[Data extracted from a collection]
::::
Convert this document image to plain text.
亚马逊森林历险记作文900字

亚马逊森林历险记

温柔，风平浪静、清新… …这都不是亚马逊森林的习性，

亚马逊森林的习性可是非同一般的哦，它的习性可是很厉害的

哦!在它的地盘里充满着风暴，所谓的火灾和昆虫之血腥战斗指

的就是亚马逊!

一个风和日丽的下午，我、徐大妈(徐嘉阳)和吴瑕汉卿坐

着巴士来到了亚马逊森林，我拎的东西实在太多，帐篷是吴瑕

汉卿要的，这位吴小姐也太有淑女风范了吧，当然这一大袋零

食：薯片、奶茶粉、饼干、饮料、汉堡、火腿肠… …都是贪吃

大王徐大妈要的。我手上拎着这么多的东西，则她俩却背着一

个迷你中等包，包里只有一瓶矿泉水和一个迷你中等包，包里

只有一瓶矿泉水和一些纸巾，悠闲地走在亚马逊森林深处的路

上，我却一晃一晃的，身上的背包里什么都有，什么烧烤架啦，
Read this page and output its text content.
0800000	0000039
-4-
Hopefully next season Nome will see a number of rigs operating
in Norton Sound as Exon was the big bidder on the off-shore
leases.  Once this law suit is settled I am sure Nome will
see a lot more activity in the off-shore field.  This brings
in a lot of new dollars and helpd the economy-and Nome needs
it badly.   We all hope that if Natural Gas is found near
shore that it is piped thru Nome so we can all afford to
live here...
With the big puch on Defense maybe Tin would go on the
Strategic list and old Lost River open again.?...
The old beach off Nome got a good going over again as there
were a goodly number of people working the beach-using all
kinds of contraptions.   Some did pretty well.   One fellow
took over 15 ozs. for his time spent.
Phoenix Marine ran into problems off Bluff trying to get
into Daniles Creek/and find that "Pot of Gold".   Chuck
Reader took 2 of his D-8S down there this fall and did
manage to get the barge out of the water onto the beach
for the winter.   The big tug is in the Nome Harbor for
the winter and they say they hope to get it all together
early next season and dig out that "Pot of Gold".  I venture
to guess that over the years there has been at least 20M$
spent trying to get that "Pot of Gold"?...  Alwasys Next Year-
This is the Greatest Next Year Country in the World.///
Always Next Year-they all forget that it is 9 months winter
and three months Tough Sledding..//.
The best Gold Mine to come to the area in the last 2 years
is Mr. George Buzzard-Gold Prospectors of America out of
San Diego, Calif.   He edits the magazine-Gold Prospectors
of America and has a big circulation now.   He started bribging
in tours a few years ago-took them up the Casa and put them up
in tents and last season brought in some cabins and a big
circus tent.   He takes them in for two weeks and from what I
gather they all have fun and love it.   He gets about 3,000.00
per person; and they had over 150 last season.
::::
What this task involves
Look through the entries and return every line where "will" appears.

Result
Hopefully next season Nome will see a number of rigs operating
leases.  Once this law suit is settled I am sure Nome will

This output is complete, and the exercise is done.